[Figure dataset records]
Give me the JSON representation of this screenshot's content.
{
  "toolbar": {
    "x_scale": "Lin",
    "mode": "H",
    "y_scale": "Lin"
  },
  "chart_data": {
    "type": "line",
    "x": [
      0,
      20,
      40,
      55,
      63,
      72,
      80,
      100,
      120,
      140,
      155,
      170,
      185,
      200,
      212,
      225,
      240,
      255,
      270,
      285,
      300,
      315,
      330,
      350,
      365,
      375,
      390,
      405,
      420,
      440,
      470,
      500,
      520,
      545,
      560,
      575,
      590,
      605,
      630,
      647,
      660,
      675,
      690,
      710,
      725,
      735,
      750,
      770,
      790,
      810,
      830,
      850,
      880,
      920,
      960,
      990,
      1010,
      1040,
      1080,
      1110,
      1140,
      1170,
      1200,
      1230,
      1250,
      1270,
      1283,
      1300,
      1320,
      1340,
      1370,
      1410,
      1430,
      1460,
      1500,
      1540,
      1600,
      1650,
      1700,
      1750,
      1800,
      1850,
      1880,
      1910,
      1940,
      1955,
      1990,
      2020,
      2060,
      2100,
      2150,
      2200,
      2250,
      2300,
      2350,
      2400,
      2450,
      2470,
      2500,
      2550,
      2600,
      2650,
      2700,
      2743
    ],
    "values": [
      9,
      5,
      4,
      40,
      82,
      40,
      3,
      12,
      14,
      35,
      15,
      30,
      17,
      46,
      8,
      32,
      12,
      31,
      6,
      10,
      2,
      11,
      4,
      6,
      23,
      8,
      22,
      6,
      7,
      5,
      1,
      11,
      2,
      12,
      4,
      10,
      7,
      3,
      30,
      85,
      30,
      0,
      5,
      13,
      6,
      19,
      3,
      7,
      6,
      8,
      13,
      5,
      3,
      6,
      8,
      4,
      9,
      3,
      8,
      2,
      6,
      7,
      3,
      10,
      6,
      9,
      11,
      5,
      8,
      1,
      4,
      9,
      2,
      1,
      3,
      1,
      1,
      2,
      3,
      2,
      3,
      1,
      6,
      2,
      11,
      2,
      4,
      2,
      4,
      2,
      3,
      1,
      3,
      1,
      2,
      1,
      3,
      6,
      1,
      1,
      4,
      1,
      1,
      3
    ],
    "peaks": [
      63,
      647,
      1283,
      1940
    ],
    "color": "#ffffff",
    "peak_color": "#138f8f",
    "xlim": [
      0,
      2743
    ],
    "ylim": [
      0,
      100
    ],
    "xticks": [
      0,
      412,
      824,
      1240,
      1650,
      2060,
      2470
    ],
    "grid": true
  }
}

◆ EXERCISE AIM ◆
Exactly as shown, repeat every record.

◆ REPLY ◆
Give me the JSON representation of this screenshot's content.
{
  "toolbar": {
    "x_scale": "Lin",
    "mode": "H",
    "y_scale": "Lin"
  },
  "chart_data": {
    "type": "line",
    "x": [
      0,
      20,
      40,
      55,
      63,
      72,
      80,
      100,
      120,
      140,
      155,
      170,
      185,
      200,
      212,
      225,
      240,
      255,
      270,
      285,
      300,
      315,
      330,
      350,
      365,
      375,
      390,
      405,
      420,
      440,
      470,
      500,
      520,
      545,
      560,
      575,
      590,
      605,
      630,
      647,
      660,
      675,
      690,
      710,
      725,
      735,
      750,
      770,
      790,
      810,
      830,
      850,
      880,
      920,
      960,
      990,
      1010,
      1040,
      1080,
      1110,
      1140,
      1170,
      1200,
      1230,
      1250,
      1270,
      1283,
      1300,
      1320,
      1340,
      1370,
      1410,
      1430,
      1460,
      1500,
      1540,
      1600,
      1650,
      1700,
      1750,
      1800,
      1850,
      1880,
      1910,
      1940,
      1955,
      1990,
      2020,
      2060,
      2100,
      2150,
      2200,
      2250,
      2300,
      2350,
      2400,
      2450,
      2470,
      2500,
      2550,
      2600,
      2650,
      2700,
      2743
    ],
    "values": [
      9,
      5,
      4,
      40,
      82,
      40,
      3,
      12,
      14,
      35,
      15,
      30,
      17,
      46,
      8,
      32,
      12,
      31,
      6,
      10,
      2,
      11,
      4,
      6,
      23,
      8,
      22,
      6,
      7,
      5,
      1,
      11,
      2,
      12,
      4,
      10,
      7,
      3,
      30,
      85,
      30,
      0,
      5,
      13,
      6,
      19,
      3,
      7,
      6,
      8,
      13,
      5,
      3,
      6,
      8,
      4,
      9,
      3,
      8,
      2,
      6,
      7,
      3,
      10,
      6,
      9,
      11,
      5,
      8,
      1,
      4,
      9,
      2,
      1,
      3,
      1,
      1,
      2,
      3,
      2,
      3,
      1,
      6,
      2,
      11,
      2,
      4,
      2,
      4,
      2,
      3,
      1,
      3,
      1,
      2,
      1,
      3,
      6,
      1,
      1,
      4,
      1,
      1,
      3
    ],
    "peaks": [
      63,
      647,
      1283,
      1940
    ],
    "color": "#ffffff",
    "peak_color": "#138f8f",
    "xlim": [
      0,
      2743
    ],
    "ylim": [
      0,
      100
    ],
    "xticks": [
      0,
      412,
      824,
      1240,
      1650,
      2060,
      2470
    ],
    "grid": true
  }
}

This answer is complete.